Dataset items
++++++++++++++++++++

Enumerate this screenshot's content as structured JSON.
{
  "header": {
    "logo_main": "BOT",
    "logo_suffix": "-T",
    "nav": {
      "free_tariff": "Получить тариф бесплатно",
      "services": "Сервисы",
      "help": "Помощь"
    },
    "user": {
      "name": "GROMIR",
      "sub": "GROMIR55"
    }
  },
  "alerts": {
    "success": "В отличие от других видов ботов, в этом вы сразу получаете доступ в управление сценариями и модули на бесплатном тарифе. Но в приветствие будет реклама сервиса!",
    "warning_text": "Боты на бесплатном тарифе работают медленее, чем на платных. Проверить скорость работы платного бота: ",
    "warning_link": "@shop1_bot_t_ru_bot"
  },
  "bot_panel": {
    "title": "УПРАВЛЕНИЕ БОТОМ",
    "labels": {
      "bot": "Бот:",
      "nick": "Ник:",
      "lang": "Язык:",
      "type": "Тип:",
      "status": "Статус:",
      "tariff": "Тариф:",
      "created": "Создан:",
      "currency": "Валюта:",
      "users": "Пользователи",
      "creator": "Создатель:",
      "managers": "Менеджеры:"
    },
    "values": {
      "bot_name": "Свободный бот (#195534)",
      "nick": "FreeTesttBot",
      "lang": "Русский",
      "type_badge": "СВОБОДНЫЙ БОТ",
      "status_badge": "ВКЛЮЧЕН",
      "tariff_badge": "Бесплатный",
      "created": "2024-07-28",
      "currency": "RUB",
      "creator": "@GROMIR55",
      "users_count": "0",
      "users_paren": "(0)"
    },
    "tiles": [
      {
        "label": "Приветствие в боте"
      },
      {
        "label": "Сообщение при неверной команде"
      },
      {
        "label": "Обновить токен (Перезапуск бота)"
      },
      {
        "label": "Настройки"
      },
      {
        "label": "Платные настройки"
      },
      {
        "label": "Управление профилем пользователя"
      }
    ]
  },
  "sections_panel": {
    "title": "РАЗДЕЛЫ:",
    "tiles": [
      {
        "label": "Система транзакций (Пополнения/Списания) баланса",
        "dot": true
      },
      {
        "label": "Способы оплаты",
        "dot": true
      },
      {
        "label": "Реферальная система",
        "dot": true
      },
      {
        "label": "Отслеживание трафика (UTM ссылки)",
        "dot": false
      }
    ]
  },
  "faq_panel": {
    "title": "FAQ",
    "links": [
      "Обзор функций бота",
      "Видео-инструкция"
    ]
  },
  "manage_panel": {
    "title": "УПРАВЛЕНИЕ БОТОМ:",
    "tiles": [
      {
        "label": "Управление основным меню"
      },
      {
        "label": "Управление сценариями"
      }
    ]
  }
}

++++++++++++++++++++

## Requirements
Would you restate each of the entries word for word?

## Answer to the problem
Enumerate this screenshot's content as structured JSON.
{
  "header": {
    "logo_main": "BOT",
    "logo_suffix": "-T",
    "nav": {
      "free_tariff": "Получить тариф бесплатно",
      "services": "Сервисы",
      "help": "Помощь"
    },
    "user": {
      "name": "GROMIR",
      "sub": "GROMIR55"
    }
  },
  "alerts": {
    "success": "В отличие от других видов ботов, в этом вы сразу получаете доступ в управление сценариями и модули на бесплатном тарифе. Но в приветствие будет реклама сервиса!",
    "warning_text": "Боты на бесплатном тарифе работают медленее, чем на платных. Проверить скорость работы платного бота: ",
    "warning_link": "@shop1_bot_t_ru_bot"
  },
  "bot_panel": {
    "title": "УПРАВЛЕНИЕ БОТОМ",
    "labels": {
      "bot": "Бот:",
      "nick": "Ник:",
      "lang": "Язык:",
      "type": "Тип:",
      "status": "Статус:",
      "tariff": "Тариф:",
      "created": "Создан:",
      "currency": "Валюта:",
      "users": "Пользователи",
      "creator": "Создатель:",
      "managers": "Менеджеры:"
    },
    "values": {
      "bot_name": "Свободный бот (#195534)",
      "nick": "FreeTesttBot",
      "lang": "Русский",
      "type_badge": "СВОБОДНЫЙ БОТ",
      "status_badge": "ВКЛЮЧЕН",
      "tariff_badge": "Бесплатный",
      "created": "2024-07-28",
      "currency": "RUB",
      "creator": "@GROMIR55",
      "users_count": "0",
      "users_paren": "(0)"
    },
    "tiles": [
      {
        "label": "Приветствие в боте"
      },
      {
        "label": "Сообщение при неверной команде"
      },
      {
        "label": "Обновить токен (Перезапуск бота)"
      },
      {
        "label": "Настройки"
      },
      {
        "label": "Платные настройки"
      },
      {
        "label": "Управление профилем пользователя"
      }
    ]
  },
  "sections_panel": {
    "title": "РАЗДЕЛЫ:",
    "tiles": [
      {
        "label": "Система транзакций (Пополнения/Списания) баланса",
        "dot": true
      },
      {
        "label": "Способы оплаты",
        "dot": true
      },
      {
        "label": "Реферальная система",
        "dot": true
      },
      {
        "label": "Отслеживание трафика (UTM ссылки)",
        "dot": false
      }
    ]
  },
  "faq_panel": {
    "title": "FAQ",
    "links": [
      "Обзор функций бота",
      "Видео-инструкция"
    ]
  },
  "manage_panel": {
    "title": "УПРАВЛЕНИЕ БОТОМ:",
    "tiles": [
      {
        "label": "Управление основным меню"
      },
      {
        "label": "Управление сценариями"
      }
    ]
  }
}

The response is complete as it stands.